### Written task
Extract, from the listing that follows, each line containing the word "федеральный".

### Records for this task
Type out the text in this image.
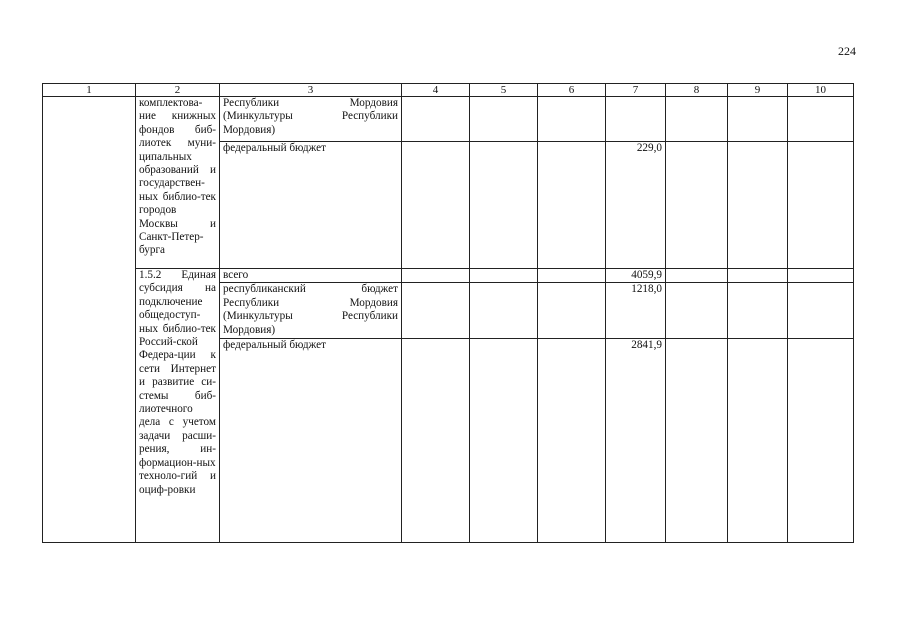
224
1	2	3	4	5	6	7	8	9	10
	комплектова-ние книжных фондов биб-лиотек муни-ципальных образований и государствен-ных библио-тек городов Москвы и Санкт-Петер-бурга	Республики Мордовия (Минкультуры Республики Мордовия)							
		федеральный бюджет				229,0			
	1.5.2 Единая субсидия на подключение общедоступ-ных библио-тек Россий-ской Федера-ции к сети Интернет и развитие си-стемы биб-лиотечного дела с учетом задачи расши-рения, ин-формацион-ных техноло-гий и оциф-ровки	всего				4059,9			
		республиканский бюджет Республики Мордовия (Минкультуры Республики Мордовия)				1218,0			
		федеральный бюджет				2841,9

### Answer to this exercise
		федеральный бюджет				229,0			
		федеральный бюджет				2841,9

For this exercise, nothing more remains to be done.